- Exercise materials -
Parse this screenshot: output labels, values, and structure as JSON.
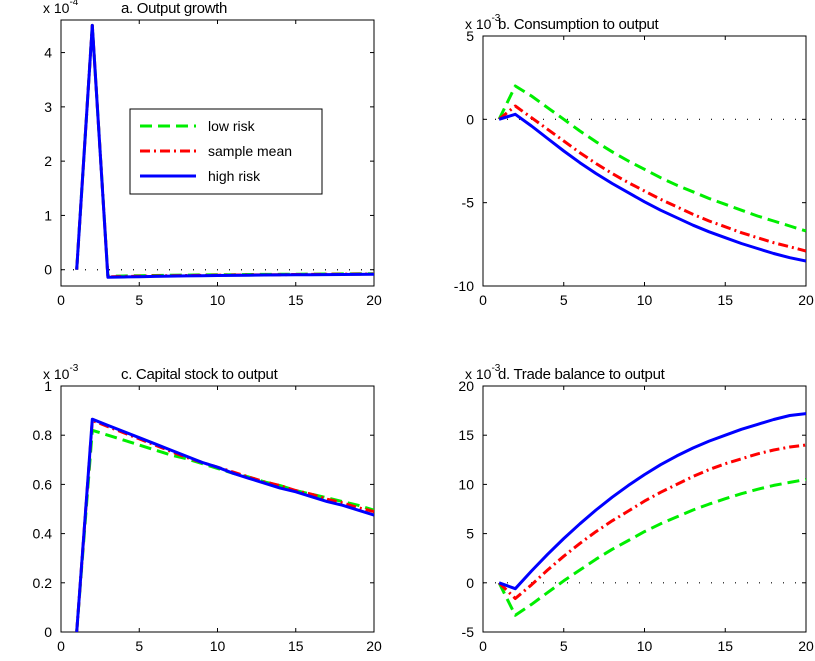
{
  "figure": {
    "panels_layout": "2x2 grid",
    "background": "#ffffff",
    "axes_color": "#000000"
  },
  "legend": {
    "panel": 0,
    "placement": "upper-middle of panel a",
    "entries": [
      {
        "label": "low risk",
        "color": "#00ee00",
        "dash": "dashed"
      },
      {
        "label": "sample mean",
        "color": "#ff0000",
        "dash": "dash-dot"
      },
      {
        "label": "high risk",
        "color": "#0000ff",
        "dash": "solid"
      }
    ]
  },
  "chart_data": [
    {
      "type": "line",
      "title": "a. Output growth",
      "xlabel": "",
      "ylabel": "",
      "exponent": {
        "base": "x 10",
        "power": "-4"
      },
      "xlim": [
        0,
        20
      ],
      "ylim": [
        -0.3,
        4.6
      ],
      "xticks": [
        0,
        5,
        10,
        15,
        20
      ],
      "yticks": [
        0,
        1,
        2,
        3,
        4
      ],
      "zero_line": true,
      "x": [
        1,
        2,
        3,
        4,
        5,
        6,
        7,
        8,
        9,
        10,
        11,
        12,
        13,
        14,
        15,
        16,
        17,
        18,
        19,
        20
      ],
      "series": [
        {
          "name": "low risk",
          "color": "#00ee00",
          "dash": "dashed",
          "values": [
            0,
            4.5,
            -0.12,
            -0.115,
            -0.11,
            -0.106,
            -0.102,
            -0.099,
            -0.096,
            -0.093,
            -0.091,
            -0.089,
            -0.087,
            -0.085,
            -0.083,
            -0.081,
            -0.079,
            -0.077,
            -0.075,
            -0.073
          ]
        },
        {
          "name": "sample mean",
          "color": "#ff0000",
          "dash": "dash-dot",
          "values": [
            0,
            4.5,
            -0.13,
            -0.125,
            -0.12,
            -0.115,
            -0.111,
            -0.107,
            -0.104,
            -0.101,
            -0.098,
            -0.096,
            -0.093,
            -0.091,
            -0.089,
            -0.087,
            -0.085,
            -0.083,
            -0.081,
            -0.079
          ]
        },
        {
          "name": "high risk",
          "color": "#0000ff",
          "dash": "solid",
          "values": [
            0,
            4.5,
            -0.14,
            -0.134,
            -0.128,
            -0.123,
            -0.118,
            -0.114,
            -0.11,
            -0.107,
            -0.104,
            -0.101,
            -0.098,
            -0.096,
            -0.094,
            -0.092,
            -0.09,
            -0.088,
            -0.086,
            -0.084
          ]
        }
      ]
    },
    {
      "type": "line",
      "title": "b. Consumption to output",
      "xlabel": "",
      "ylabel": "",
      "exponent": {
        "base": "x 10",
        "power": "-3"
      },
      "xlim": [
        0,
        20
      ],
      "ylim": [
        -10,
        5
      ],
      "xticks": [
        0,
        5,
        10,
        15,
        20
      ],
      "yticks": [
        -10,
        -5,
        0,
        5
      ],
      "zero_line": true,
      "x": [
        1,
        2,
        3,
        4,
        5,
        6,
        7,
        8,
        9,
        10,
        11,
        12,
        13,
        14,
        15,
        16,
        17,
        18,
        19,
        20
      ],
      "series": [
        {
          "name": "low risk",
          "color": "#00ee00",
          "dash": "dashed",
          "values": [
            0,
            2.0,
            1.4,
            0.7,
            0.0,
            -0.7,
            -1.35,
            -1.95,
            -2.5,
            -3.0,
            -3.5,
            -3.95,
            -4.35,
            -4.75,
            -5.1,
            -5.45,
            -5.8,
            -6.1,
            -6.4,
            -6.7
          ]
        },
        {
          "name": "sample mean",
          "color": "#ff0000",
          "dash": "dash-dot",
          "values": [
            0,
            0.8,
            0.1,
            -0.6,
            -1.3,
            -2.0,
            -2.65,
            -3.25,
            -3.8,
            -4.3,
            -4.8,
            -5.25,
            -5.7,
            -6.1,
            -6.45,
            -6.8,
            -7.1,
            -7.4,
            -7.65,
            -7.9
          ]
        },
        {
          "name": "high risk",
          "color": "#0000ff",
          "dash": "solid",
          "values": [
            0,
            0.3,
            -0.4,
            -1.15,
            -1.9,
            -2.6,
            -3.25,
            -3.85,
            -4.4,
            -4.95,
            -5.45,
            -5.9,
            -6.35,
            -6.75,
            -7.1,
            -7.45,
            -7.75,
            -8.05,
            -8.3,
            -8.5
          ]
        }
      ]
    },
    {
      "type": "line",
      "title": "c. Capital stock to output",
      "xlabel": "",
      "ylabel": "",
      "exponent": {
        "base": "x 10",
        "power": "-3"
      },
      "xlim": [
        0,
        20
      ],
      "ylim": [
        0,
        1
      ],
      "xticks": [
        0,
        5,
        10,
        15,
        20
      ],
      "yticks": [
        0,
        0.2,
        0.4,
        0.6,
        0.8,
        1
      ],
      "zero_line": false,
      "x": [
        1,
        2,
        3,
        4,
        5,
        6,
        7,
        8,
        9,
        10,
        11,
        12,
        13,
        14,
        15,
        16,
        17,
        18,
        19,
        20
      ],
      "series": [
        {
          "name": "low risk",
          "color": "#00ee00",
          "dash": "dashed",
          "values": [
            0,
            0.82,
            0.8,
            0.78,
            0.76,
            0.74,
            0.72,
            0.705,
            0.685,
            0.665,
            0.645,
            0.63,
            0.61,
            0.595,
            0.575,
            0.56,
            0.545,
            0.53,
            0.515,
            0.495
          ]
        },
        {
          "name": "sample mean",
          "color": "#ff0000",
          "dash": "dash-dot",
          "values": [
            0,
            0.86,
            0.835,
            0.81,
            0.785,
            0.76,
            0.735,
            0.71,
            0.69,
            0.67,
            0.65,
            0.63,
            0.61,
            0.595,
            0.575,
            0.56,
            0.54,
            0.525,
            0.505,
            0.49
          ]
        },
        {
          "name": "high risk",
          "color": "#0000ff",
          "dash": "solid",
          "values": [
            0,
            0.865,
            0.84,
            0.815,
            0.79,
            0.765,
            0.74,
            0.715,
            0.69,
            0.67,
            0.645,
            0.625,
            0.605,
            0.585,
            0.57,
            0.55,
            0.53,
            0.515,
            0.495,
            0.475
          ]
        }
      ]
    },
    {
      "type": "line",
      "title": "d. Trade balance to output",
      "xlabel": "",
      "ylabel": "",
      "exponent": {
        "base": "x 10",
        "power": "-3"
      },
      "xlim": [
        0,
        20
      ],
      "ylim": [
        -5,
        20
      ],
      "xticks": [
        0,
        5,
        10,
        15,
        20
      ],
      "yticks": [
        -5,
        0,
        5,
        10,
        15,
        20
      ],
      "zero_line": true,
      "x": [
        1,
        2,
        3,
        4,
        5,
        6,
        7,
        8,
        9,
        10,
        11,
        12,
        13,
        14,
        15,
        16,
        17,
        18,
        19,
        20
      ],
      "series": [
        {
          "name": "low risk",
          "color": "#00ee00",
          "dash": "dashed",
          "values": [
            0,
            -3.3,
            -2.2,
            -1.0,
            0.2,
            1.3,
            2.4,
            3.4,
            4.3,
            5.2,
            6.0,
            6.7,
            7.4,
            8.0,
            8.55,
            9.05,
            9.5,
            9.9,
            10.2,
            10.5
          ]
        },
        {
          "name": "sample mean",
          "color": "#ff0000",
          "dash": "dash-dot",
          "values": [
            0,
            -1.6,
            -0.2,
            1.3,
            2.7,
            4.0,
            5.2,
            6.3,
            7.3,
            8.3,
            9.2,
            10.0,
            10.8,
            11.5,
            12.1,
            12.6,
            13.1,
            13.5,
            13.8,
            14.0
          ]
        },
        {
          "name": "high risk",
          "color": "#0000ff",
          "dash": "solid",
          "values": [
            0,
            -0.6,
            1.2,
            2.9,
            4.5,
            6.0,
            7.4,
            8.7,
            9.9,
            11.0,
            12.0,
            12.9,
            13.7,
            14.4,
            15.0,
            15.6,
            16.1,
            16.6,
            17.0,
            17.2
          ]
        }
      ]
    }
  ]
}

- Directive -
Gather each line in these records that contains the string "title".

- Complete answer -
      "title": "a. Output growth",
      "title": "b. Consumption to output",
      "title": "c. Capital stock to output",
      "title": "d. Trade balance to output",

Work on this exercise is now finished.